# Task prompt
Copy every line of the material below word for word.

# Dataset rows
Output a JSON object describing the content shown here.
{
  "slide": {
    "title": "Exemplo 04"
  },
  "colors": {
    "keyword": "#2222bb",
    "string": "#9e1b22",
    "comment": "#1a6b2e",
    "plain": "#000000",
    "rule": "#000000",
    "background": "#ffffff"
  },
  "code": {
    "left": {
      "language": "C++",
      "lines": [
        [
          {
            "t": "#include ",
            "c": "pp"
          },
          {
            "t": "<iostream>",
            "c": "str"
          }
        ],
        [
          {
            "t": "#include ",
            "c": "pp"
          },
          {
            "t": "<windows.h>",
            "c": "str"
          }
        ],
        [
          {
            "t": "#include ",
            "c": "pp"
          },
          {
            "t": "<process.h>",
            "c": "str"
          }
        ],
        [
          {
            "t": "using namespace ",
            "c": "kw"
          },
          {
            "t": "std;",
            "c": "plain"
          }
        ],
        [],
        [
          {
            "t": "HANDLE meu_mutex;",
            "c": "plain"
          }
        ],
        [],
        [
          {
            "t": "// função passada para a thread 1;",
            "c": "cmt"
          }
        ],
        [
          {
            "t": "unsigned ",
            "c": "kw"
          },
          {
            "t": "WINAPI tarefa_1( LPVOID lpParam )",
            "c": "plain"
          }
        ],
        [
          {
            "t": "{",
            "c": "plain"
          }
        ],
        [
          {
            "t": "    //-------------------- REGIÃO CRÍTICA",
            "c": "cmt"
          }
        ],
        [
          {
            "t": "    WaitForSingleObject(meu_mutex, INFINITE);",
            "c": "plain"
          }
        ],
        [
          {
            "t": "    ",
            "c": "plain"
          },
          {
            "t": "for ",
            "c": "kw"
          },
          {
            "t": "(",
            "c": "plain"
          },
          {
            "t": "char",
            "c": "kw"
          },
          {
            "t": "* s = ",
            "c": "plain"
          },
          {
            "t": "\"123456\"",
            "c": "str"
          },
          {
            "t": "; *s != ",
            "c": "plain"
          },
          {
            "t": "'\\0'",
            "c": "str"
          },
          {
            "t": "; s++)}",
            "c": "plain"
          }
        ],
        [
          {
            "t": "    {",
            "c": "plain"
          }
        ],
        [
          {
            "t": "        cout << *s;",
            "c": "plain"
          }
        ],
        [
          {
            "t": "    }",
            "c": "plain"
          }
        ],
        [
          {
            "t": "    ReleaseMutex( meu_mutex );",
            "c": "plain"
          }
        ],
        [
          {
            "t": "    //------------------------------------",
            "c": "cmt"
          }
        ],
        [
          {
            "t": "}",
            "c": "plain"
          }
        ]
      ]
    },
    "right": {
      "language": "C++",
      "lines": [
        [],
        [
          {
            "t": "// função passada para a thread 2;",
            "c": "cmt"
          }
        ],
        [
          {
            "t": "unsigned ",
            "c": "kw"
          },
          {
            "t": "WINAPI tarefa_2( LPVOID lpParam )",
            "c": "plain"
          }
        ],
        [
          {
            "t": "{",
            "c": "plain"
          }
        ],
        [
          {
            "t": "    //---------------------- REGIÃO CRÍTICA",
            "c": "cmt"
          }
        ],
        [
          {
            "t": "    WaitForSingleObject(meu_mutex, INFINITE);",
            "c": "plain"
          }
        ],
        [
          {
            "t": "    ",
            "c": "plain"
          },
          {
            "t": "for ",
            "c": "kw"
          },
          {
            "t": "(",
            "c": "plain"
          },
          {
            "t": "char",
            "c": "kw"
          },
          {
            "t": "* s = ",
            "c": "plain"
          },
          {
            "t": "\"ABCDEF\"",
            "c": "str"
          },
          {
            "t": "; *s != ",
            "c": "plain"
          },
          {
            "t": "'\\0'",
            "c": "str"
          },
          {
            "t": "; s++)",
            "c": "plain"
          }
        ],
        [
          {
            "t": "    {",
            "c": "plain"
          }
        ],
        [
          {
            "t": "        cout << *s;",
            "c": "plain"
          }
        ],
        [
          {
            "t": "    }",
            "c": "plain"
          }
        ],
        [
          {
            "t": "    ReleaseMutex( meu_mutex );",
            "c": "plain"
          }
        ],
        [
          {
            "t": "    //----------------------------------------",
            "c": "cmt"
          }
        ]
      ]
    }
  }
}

# Solution for this task
Output a JSON object describing the content shown here.
{
  "slide": {
    "title": "Exemplo 04"
  },
  "colors": {
    "keyword": "#2222bb",
    "string": "#9e1b22",
    "comment": "#1a6b2e",
    "plain": "#000000",
    "rule": "#000000",
    "background": "#ffffff"
  },
  "code": {
    "left": {
      "language": "C++",
      "lines": [
        [
          {
            "t": "#include ",
            "c": "pp"
          },
          {
            "t": "<iostream>",
            "c": "str"
          }
        ],
        [
          {
            "t": "#include ",
            "c": "pp"
          },
          {
            "t": "<windows.h>",
            "c": "str"
          }
        ],
        [
          {
            "t": "#include ",
            "c": "pp"
          },
          {
            "t": "<process.h>",
            "c": "str"
          }
        ],
        [
          {
            "t": "using namespace ",
            "c": "kw"
          },
          {
            "t": "std;",
            "c": "plain"
          }
        ],
        [],
        [
          {
            "t": "HANDLE meu_mutex;",
            "c": "plain"
          }
        ],
        [],
        [
          {
            "t": "// função passada para a thread 1;",
            "c": "cmt"
          }
        ],
        [
          {
            "t": "unsigned ",
            "c": "kw"
          },
          {
            "t": "WINAPI tarefa_1( LPVOID lpParam )",
            "c": "plain"
          }
        ],
        [
          {
            "t": "{",
            "c": "plain"
          }
        ],
        [
          {
            "t": "    //-------------------- REGIÃO CRÍTICA",
            "c": "cmt"
          }
        ],
        [
          {
            "t": "    WaitForSingleObject(meu_mutex, INFINITE);",
            "c": "plain"
          }
        ],
        [
          {
            "t": "    ",
            "c": "plain"
          },
          {
            "t": "for ",
            "c": "kw"
          },
          {
            "t": "(",
            "c": "plain"
          },
          {
            "t": "char",
            "c": "kw"
          },
          {
            "t": "* s = ",
            "c": "plain"
          },
          {
            "t": "\"123456\"",
            "c": "str"
          },
          {
            "t": "; *s != ",
            "c": "plain"
          },
          {
            "t": "'\\0'",
            "c": "str"
          },
          {
            "t": "; s++)}",
            "c": "plain"
          }
        ],
        [
          {
            "t": "    {",
            "c": "plain"
          }
        ],
        [
          {
            "t": "        cout << *s;",
            "c": "plain"
          }
        ],
        [
          {
            "t": "    }",
            "c": "plain"
          }
        ],
        [
          {
            "t": "    ReleaseMutex( meu_mutex );",
            "c": "plain"
          }
        ],
        [
          {
            "t": "    //------------------------------------",
            "c": "cmt"
          }
        ],
        [
          {
            "t": "}",
            "c": "plain"
          }
        ]
      ]
    },
    "right": {
      "language": "C++",
      "lines": [
        [],
        [
          {
            "t": "// função passada para a thread 2;",
            "c": "cmt"
          }
        ],
        [
          {
            "t": "unsigned ",
            "c": "kw"
          },
          {
            "t": "WINAPI tarefa_2( LPVOID lpParam )",
            "c": "plain"
          }
        ],
        [
          {
            "t": "{",
            "c": "plain"
          }
        ],
        [
          {
            "t": "    //---------------------- REGIÃO CRÍTICA",
            "c": "cmt"
          }
        ],
        [
          {
            "t": "    WaitForSingleObject(meu_mutex, INFINITE);",
            "c": "plain"
          }
        ],
        [
          {
            "t": "    ",
            "c": "plain"
          },
          {
            "t": "for ",
            "c": "kw"
          },
          {
            "t": "(",
            "c": "plain"
          },
          {
            "t": "char",
            "c": "kw"
          },
          {
            "t": "* s = ",
            "c": "plain"
          },
          {
            "t": "\"ABCDEF\"",
            "c": "str"
          },
          {
            "t": "; *s != ",
            "c": "plain"
          },
          {
            "t": "'\\0'",
            "c": "str"
          },
          {
            "t": "; s++)",
            "c": "plain"
          }
        ],
        [
          {
            "t": "    {",
            "c": "plain"
          }
        ],
        [
          {
            "t": "        cout << *s;",
            "c": "plain"
          }
        ],
        [
          {
            "t": "    }",
            "c": "plain"
          }
        ],
        [
          {
            "t": "    ReleaseMutex( meu_mutex );",
            "c": "plain"
          }
        ],
        [
          {
            "t": "    //----------------------------------------",
            "c": "cmt"
          }
        ]
      ]
    }
  }
}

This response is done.